* _What the task requires_: Give only the number of lines that hold the word "content".

★ ★ ★ ★

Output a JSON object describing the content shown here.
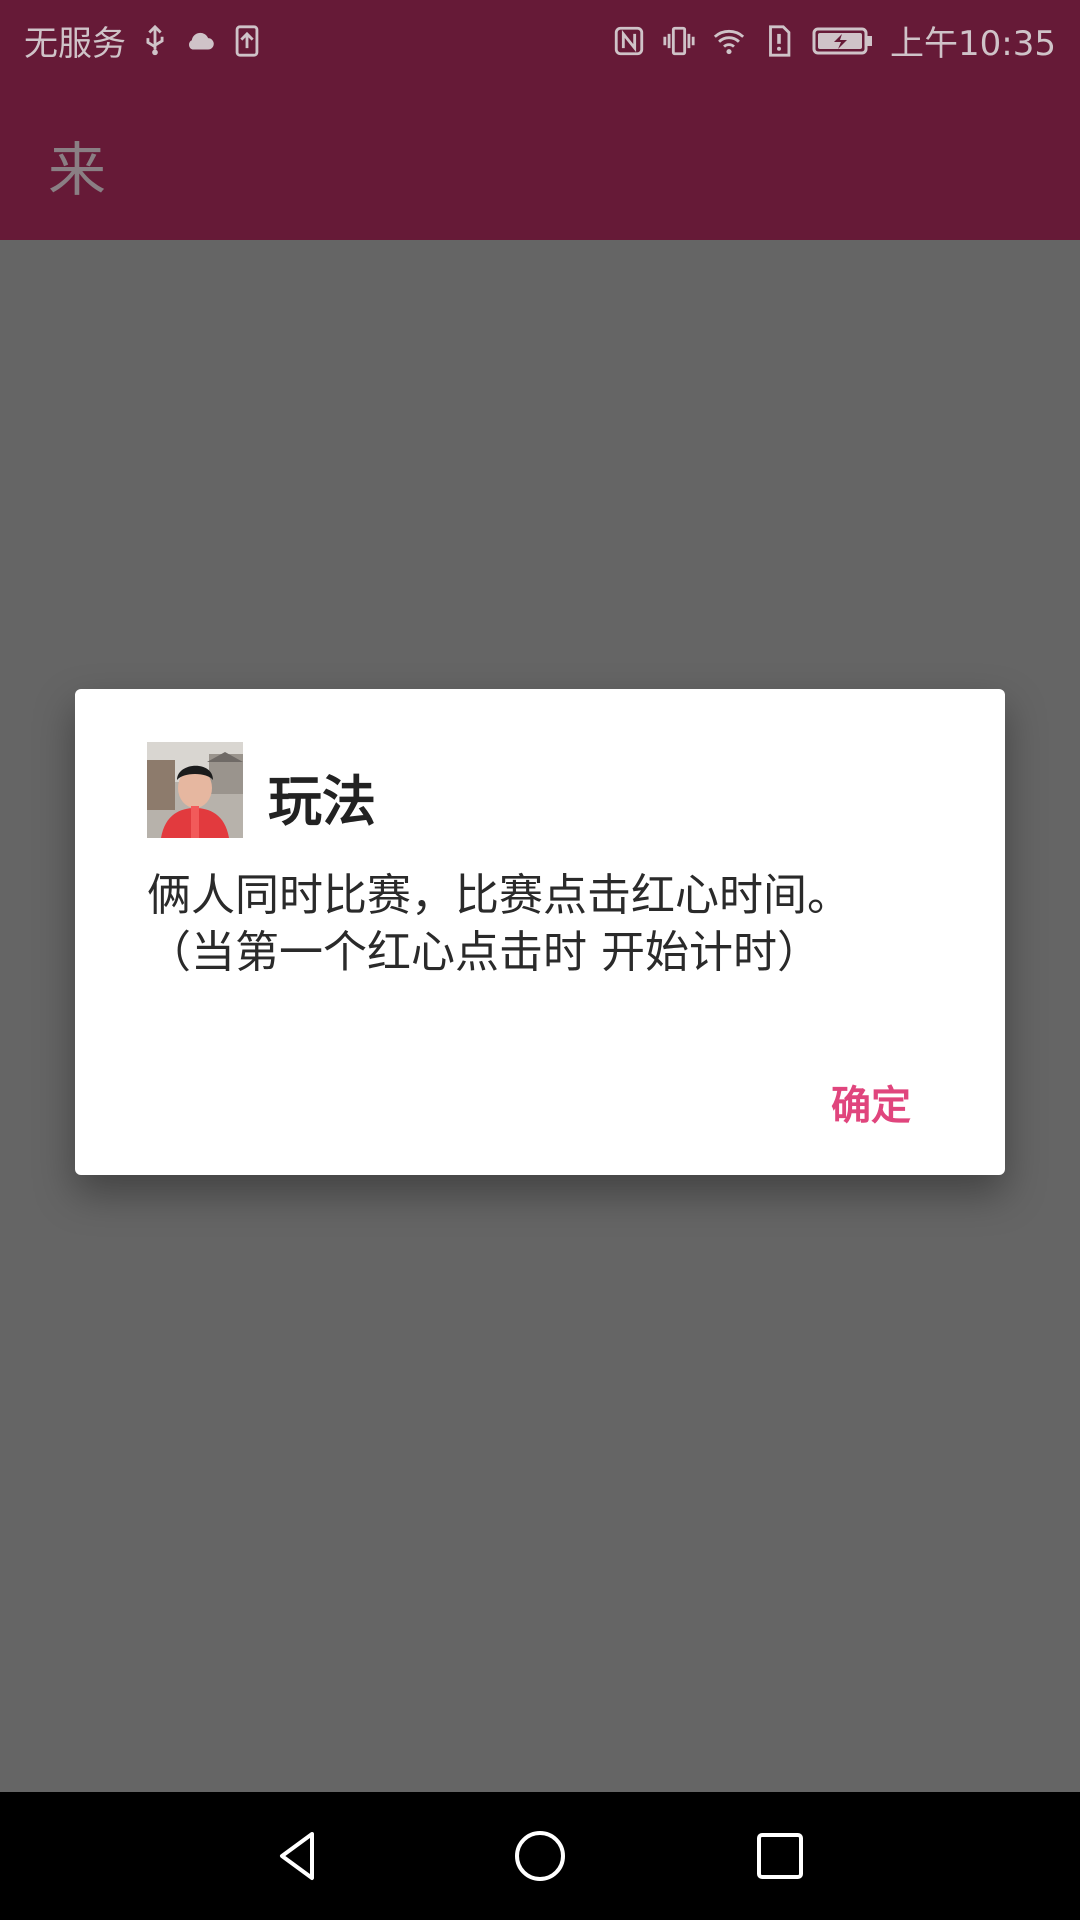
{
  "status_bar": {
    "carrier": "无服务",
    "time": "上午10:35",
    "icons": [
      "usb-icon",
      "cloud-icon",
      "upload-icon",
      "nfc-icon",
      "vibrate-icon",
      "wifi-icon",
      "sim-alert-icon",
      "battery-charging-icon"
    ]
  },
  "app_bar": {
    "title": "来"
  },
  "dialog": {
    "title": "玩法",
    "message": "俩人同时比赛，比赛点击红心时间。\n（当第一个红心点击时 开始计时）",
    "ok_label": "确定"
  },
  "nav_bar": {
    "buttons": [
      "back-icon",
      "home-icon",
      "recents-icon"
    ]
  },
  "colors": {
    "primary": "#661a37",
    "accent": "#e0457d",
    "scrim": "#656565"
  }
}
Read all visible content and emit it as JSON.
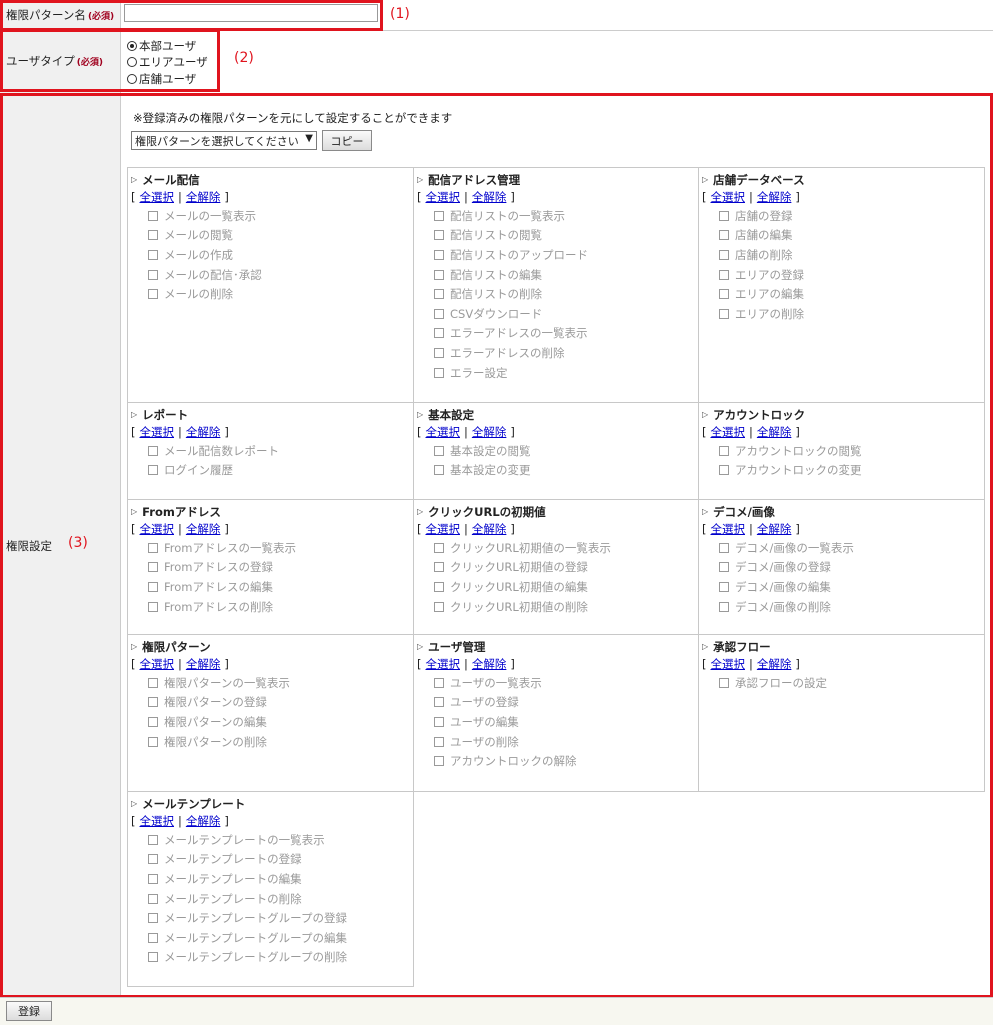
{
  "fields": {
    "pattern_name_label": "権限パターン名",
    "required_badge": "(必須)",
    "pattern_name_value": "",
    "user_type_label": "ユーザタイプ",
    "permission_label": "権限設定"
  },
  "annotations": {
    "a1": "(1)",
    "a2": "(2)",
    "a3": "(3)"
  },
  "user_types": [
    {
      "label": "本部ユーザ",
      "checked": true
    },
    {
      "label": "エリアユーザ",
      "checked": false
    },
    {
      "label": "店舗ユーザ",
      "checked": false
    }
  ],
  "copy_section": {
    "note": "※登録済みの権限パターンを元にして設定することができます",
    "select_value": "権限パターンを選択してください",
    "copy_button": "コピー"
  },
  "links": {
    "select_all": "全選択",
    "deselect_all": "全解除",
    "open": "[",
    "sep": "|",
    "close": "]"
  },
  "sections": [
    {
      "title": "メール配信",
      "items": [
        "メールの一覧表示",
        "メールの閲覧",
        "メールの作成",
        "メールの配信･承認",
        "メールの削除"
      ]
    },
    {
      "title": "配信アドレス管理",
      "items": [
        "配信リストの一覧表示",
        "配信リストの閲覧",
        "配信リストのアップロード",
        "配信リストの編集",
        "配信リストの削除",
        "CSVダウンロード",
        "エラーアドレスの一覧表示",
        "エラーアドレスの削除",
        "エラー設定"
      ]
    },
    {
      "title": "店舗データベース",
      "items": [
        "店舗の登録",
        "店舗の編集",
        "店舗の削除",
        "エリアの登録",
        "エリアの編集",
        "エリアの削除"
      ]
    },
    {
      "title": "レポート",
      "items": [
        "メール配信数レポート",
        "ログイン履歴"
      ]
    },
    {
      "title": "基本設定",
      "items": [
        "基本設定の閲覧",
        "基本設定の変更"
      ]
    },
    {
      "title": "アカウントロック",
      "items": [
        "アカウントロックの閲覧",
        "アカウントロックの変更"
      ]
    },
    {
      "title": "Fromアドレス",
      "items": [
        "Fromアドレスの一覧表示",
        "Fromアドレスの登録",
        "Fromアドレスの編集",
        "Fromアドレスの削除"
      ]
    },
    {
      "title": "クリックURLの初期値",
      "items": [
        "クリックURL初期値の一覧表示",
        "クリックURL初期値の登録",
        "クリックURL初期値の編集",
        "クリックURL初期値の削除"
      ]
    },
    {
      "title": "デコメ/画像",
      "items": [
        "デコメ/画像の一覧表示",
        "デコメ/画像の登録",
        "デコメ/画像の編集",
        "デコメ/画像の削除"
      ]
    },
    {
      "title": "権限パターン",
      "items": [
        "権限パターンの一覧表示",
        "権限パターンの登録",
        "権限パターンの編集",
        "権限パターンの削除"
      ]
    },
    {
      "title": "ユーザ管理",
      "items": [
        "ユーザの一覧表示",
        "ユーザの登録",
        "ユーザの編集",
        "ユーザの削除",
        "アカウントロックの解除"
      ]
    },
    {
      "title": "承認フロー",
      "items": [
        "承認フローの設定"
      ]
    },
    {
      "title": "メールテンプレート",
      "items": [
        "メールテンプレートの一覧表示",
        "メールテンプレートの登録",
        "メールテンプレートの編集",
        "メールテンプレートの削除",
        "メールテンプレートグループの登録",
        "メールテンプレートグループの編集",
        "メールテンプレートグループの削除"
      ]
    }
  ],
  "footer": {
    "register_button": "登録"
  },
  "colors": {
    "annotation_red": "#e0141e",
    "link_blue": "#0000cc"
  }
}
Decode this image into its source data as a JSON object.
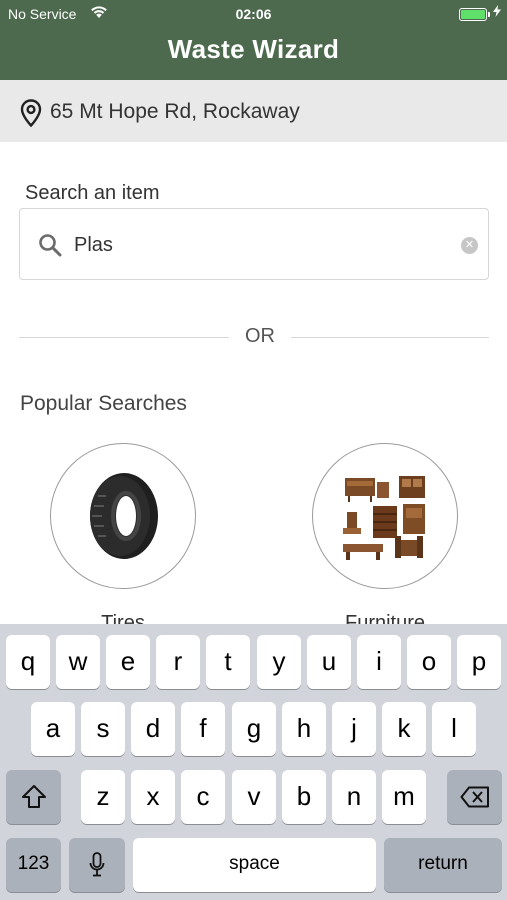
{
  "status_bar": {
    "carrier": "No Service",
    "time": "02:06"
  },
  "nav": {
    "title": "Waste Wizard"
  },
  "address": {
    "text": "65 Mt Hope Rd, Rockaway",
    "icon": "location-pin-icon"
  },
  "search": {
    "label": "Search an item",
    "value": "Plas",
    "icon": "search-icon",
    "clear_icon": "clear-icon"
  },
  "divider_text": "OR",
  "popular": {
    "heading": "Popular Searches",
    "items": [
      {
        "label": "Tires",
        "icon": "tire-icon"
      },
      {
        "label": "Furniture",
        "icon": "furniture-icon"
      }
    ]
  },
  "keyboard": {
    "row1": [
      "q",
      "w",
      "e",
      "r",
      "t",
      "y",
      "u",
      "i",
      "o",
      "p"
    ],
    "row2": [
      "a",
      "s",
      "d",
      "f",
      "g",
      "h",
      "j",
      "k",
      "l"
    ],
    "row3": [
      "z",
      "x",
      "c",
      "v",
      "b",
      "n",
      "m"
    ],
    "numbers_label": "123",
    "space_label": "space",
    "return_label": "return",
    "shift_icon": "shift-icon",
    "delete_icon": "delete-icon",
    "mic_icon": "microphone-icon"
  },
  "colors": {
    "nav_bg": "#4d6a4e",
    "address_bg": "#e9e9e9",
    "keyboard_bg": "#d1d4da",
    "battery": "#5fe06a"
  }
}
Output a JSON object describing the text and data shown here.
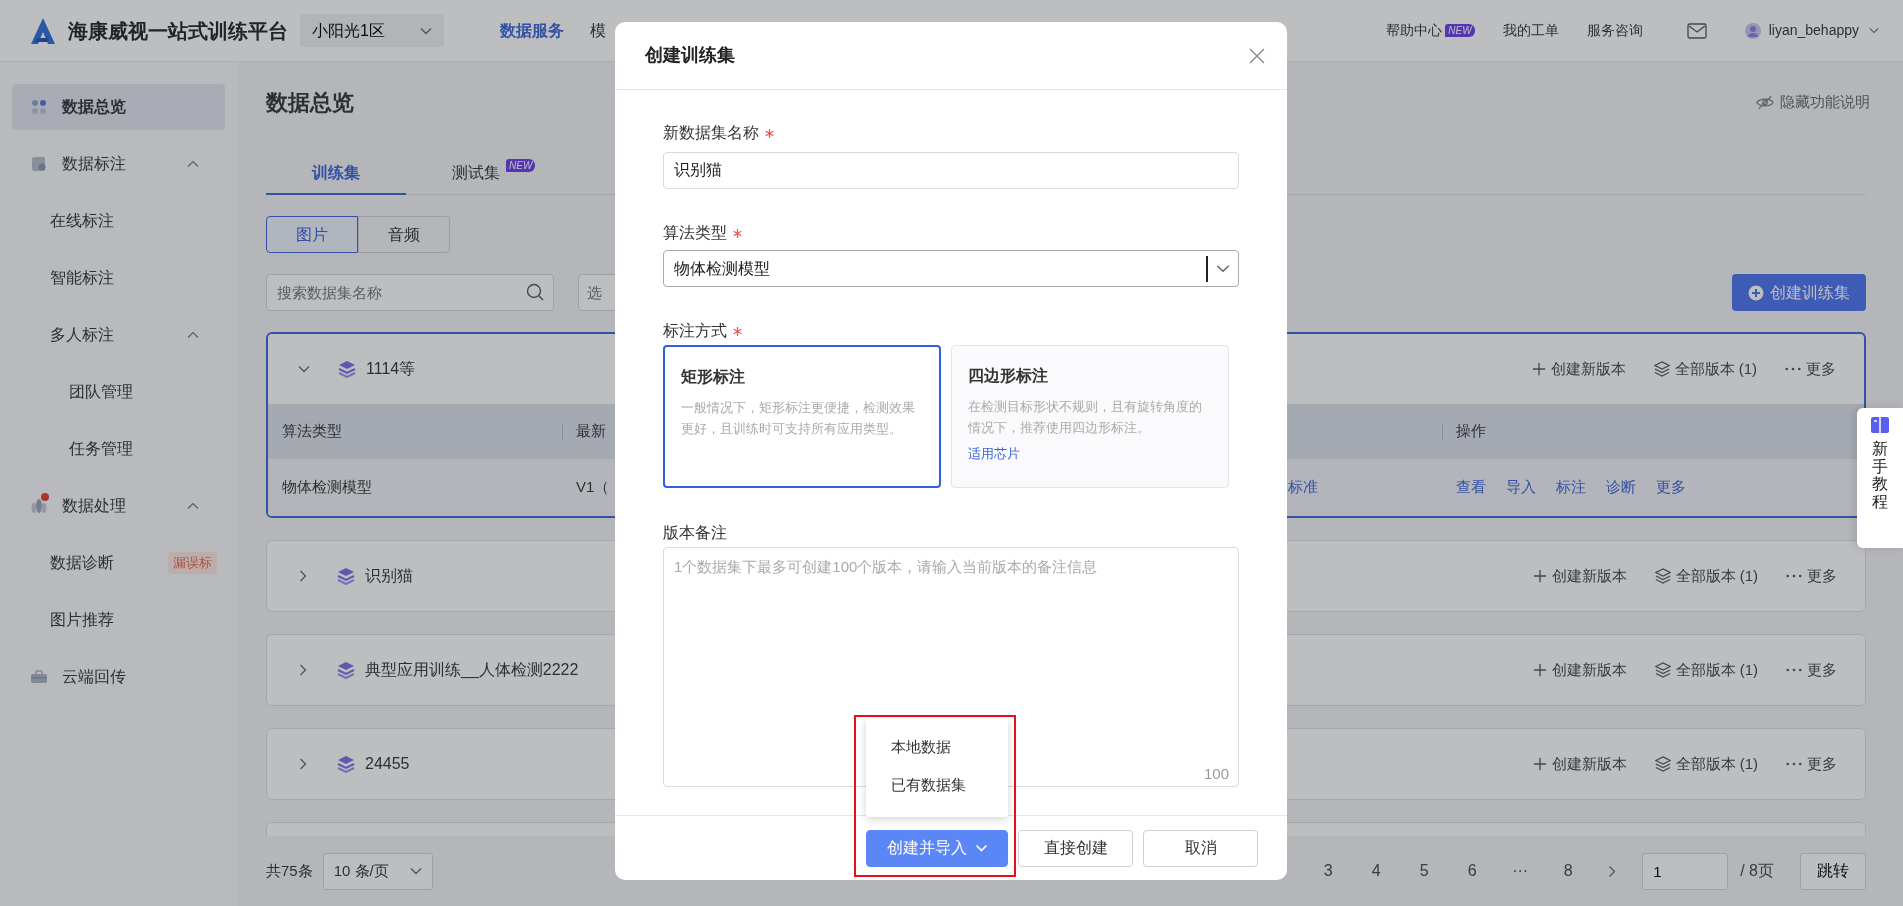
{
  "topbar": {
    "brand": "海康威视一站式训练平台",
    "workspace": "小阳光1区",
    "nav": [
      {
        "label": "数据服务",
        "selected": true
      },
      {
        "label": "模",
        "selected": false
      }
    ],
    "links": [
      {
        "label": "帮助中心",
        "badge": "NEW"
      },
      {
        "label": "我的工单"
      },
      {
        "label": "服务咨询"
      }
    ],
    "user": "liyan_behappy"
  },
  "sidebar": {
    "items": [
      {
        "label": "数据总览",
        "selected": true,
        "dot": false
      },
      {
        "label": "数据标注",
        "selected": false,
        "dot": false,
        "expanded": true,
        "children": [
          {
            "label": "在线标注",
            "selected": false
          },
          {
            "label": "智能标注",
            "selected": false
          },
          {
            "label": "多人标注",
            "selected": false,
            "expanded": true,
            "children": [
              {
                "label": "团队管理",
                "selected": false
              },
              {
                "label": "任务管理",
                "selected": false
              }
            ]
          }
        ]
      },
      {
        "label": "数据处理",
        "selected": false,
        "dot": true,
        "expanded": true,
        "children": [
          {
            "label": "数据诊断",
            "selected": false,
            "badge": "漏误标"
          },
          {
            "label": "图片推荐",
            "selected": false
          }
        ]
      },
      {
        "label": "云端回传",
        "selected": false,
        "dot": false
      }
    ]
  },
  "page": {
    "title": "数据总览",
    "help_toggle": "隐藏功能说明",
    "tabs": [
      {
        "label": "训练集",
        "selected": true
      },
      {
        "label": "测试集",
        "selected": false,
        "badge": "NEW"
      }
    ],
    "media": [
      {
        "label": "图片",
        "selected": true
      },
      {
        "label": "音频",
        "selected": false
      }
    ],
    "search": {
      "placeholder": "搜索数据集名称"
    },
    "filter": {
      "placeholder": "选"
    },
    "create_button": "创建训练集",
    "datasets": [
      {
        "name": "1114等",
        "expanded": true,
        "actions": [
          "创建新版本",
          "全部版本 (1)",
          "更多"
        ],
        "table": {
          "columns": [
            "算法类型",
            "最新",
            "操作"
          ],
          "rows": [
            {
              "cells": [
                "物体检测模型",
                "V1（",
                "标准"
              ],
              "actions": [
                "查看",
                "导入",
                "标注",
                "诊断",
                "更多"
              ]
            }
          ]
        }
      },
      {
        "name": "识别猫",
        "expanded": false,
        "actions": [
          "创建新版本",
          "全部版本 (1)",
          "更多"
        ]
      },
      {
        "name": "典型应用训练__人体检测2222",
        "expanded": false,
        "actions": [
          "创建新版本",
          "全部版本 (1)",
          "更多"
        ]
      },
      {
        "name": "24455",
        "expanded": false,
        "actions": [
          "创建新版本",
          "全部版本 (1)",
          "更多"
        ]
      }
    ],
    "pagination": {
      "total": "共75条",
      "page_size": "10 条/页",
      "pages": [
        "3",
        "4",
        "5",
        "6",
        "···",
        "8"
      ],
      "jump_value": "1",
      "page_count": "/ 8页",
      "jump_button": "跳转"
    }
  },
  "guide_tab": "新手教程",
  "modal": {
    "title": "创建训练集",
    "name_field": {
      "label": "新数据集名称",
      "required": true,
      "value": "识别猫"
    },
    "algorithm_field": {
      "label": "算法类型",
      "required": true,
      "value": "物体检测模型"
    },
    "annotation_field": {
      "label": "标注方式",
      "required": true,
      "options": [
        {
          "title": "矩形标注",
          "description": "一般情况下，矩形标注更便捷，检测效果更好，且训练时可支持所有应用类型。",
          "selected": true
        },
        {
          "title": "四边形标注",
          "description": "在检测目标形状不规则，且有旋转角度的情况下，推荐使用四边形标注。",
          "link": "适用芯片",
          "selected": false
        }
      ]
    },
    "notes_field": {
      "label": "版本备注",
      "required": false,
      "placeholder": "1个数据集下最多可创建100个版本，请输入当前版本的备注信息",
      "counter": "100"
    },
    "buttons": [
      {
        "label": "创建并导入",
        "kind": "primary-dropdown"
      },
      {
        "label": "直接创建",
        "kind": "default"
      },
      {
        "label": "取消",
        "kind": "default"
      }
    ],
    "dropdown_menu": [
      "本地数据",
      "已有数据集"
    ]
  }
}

★ ★ ★ ★

* _The completed task_: 2